[Records from a collection of figures]
::::
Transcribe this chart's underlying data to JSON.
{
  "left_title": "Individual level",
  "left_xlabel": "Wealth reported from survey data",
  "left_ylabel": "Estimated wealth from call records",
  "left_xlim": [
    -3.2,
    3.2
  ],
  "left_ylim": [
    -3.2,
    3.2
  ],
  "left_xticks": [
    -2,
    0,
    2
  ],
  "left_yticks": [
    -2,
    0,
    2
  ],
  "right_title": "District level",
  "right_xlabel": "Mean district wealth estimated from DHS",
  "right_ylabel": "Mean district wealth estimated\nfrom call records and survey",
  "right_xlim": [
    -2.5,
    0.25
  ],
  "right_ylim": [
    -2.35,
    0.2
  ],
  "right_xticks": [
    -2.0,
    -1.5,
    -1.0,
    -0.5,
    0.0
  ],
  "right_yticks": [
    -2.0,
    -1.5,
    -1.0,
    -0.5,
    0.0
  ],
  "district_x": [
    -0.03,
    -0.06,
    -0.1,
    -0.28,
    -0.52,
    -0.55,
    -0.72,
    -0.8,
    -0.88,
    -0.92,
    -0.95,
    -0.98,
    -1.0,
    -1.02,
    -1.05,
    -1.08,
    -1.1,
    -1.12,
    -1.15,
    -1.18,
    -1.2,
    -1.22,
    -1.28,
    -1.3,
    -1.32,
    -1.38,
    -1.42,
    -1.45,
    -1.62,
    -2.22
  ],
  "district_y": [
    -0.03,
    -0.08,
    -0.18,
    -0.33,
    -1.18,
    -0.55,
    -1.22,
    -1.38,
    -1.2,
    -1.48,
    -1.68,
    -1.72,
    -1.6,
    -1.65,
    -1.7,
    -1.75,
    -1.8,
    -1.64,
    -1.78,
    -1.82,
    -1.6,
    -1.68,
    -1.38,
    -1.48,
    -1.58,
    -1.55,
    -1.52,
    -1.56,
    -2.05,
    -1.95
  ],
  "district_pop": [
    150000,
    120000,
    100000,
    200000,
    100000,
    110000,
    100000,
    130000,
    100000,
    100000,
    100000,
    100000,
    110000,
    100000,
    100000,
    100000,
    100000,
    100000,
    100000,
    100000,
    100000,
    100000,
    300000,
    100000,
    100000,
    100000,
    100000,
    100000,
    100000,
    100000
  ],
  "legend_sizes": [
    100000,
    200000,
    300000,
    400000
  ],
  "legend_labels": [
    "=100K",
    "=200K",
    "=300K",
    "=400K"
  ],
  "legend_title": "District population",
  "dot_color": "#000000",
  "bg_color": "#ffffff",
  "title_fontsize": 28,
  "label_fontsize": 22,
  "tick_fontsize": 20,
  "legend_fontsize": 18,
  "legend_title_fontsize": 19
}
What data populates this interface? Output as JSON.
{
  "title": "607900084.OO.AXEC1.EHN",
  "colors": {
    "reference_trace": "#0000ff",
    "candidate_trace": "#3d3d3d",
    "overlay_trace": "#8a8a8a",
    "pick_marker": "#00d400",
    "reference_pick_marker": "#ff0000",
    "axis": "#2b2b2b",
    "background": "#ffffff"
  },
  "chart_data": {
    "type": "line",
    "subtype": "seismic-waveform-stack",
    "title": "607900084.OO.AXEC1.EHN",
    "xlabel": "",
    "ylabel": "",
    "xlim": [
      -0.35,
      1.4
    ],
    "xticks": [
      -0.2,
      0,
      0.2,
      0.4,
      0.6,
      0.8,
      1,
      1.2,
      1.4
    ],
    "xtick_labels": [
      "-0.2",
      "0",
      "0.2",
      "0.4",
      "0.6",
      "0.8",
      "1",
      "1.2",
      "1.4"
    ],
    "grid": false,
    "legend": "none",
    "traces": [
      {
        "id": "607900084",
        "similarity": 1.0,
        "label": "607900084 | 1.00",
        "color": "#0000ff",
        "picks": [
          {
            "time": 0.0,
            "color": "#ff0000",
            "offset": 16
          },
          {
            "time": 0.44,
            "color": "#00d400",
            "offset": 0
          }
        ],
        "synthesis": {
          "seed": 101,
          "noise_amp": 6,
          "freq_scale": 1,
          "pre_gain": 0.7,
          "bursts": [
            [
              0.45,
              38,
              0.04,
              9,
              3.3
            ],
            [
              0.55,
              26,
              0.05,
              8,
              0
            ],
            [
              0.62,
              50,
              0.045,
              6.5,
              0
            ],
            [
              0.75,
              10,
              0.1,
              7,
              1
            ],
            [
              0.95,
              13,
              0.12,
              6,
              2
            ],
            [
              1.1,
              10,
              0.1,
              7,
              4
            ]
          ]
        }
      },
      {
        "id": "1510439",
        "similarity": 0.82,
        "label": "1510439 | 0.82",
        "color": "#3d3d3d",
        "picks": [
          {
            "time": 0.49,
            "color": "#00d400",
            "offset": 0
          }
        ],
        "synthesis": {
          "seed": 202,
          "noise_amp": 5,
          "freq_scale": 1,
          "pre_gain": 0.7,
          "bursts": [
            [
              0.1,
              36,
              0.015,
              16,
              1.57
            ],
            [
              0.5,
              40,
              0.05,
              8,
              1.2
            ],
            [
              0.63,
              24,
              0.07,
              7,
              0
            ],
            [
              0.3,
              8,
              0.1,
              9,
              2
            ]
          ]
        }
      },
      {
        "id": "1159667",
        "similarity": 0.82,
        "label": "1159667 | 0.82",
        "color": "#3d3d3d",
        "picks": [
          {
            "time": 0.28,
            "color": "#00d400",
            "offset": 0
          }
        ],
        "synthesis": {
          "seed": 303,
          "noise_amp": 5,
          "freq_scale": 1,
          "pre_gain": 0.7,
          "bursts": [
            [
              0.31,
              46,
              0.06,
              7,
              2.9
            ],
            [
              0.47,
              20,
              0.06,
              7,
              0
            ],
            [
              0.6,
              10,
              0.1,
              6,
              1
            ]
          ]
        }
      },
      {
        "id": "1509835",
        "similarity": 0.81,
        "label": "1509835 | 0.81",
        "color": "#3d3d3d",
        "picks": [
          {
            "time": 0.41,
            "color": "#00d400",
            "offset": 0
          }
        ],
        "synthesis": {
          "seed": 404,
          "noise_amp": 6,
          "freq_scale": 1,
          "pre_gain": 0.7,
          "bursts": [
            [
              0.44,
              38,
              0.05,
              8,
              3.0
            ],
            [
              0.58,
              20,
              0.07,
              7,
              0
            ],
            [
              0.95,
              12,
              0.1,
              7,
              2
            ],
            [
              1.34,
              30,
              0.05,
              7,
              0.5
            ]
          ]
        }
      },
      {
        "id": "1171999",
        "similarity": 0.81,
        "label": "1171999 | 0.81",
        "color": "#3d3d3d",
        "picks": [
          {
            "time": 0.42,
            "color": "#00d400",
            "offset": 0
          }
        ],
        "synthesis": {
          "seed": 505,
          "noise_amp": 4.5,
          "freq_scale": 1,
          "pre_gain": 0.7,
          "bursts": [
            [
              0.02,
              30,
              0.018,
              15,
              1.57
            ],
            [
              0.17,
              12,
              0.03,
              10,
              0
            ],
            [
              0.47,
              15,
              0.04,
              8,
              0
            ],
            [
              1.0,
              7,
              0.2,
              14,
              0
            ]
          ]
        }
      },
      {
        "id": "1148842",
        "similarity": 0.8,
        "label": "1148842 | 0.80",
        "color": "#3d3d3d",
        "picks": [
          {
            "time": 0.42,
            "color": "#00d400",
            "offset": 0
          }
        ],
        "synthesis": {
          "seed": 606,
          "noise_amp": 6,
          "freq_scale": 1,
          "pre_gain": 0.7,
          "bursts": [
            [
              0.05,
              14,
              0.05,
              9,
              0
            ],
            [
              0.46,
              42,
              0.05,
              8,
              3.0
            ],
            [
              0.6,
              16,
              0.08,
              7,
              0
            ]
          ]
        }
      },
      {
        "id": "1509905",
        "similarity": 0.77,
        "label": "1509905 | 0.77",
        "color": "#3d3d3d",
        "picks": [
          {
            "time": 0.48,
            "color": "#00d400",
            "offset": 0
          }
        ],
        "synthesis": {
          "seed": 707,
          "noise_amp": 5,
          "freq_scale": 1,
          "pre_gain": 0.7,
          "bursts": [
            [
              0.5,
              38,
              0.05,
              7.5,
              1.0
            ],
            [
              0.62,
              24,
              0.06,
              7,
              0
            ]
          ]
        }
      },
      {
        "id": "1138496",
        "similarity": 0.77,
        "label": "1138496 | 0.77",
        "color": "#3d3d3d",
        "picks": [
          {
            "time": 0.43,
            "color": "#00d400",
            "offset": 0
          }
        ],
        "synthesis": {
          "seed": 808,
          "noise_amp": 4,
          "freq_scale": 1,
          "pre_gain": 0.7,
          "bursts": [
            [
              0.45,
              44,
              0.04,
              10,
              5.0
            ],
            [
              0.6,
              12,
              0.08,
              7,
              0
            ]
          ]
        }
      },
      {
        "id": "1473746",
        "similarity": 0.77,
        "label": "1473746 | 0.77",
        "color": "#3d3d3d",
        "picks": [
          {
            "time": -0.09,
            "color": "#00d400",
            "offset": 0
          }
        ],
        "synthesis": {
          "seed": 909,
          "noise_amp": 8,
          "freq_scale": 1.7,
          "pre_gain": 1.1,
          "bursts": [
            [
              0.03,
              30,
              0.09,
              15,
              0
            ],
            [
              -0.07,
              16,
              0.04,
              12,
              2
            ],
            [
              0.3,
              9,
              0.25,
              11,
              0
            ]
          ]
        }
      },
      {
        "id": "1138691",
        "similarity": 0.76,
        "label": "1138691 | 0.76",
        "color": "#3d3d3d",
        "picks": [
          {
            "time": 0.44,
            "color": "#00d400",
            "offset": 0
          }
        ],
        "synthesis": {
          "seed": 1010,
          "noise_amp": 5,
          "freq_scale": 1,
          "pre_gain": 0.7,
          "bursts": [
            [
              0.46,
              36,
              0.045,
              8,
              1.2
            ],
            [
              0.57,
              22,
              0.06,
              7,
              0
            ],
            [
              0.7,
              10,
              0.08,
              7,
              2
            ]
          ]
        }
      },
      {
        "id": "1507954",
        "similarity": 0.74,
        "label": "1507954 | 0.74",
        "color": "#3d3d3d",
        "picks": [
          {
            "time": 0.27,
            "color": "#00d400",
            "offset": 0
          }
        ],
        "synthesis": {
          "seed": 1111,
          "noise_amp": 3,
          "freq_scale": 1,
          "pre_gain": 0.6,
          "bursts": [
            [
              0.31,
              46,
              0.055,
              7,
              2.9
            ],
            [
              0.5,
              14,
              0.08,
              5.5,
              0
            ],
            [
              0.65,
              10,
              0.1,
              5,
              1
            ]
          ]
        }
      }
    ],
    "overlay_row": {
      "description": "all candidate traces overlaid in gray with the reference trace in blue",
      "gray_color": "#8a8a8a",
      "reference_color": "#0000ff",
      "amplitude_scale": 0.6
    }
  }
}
::::
GIVEN TASK —
Go through the entries above and pull out each line with "Mean" in it.

RESULT BELOW —
  "right_xlabel": "Mean district wealth estimated from DHS",
  "right_ylabel": "Mean district wealth estimated\nfrom call records and survey",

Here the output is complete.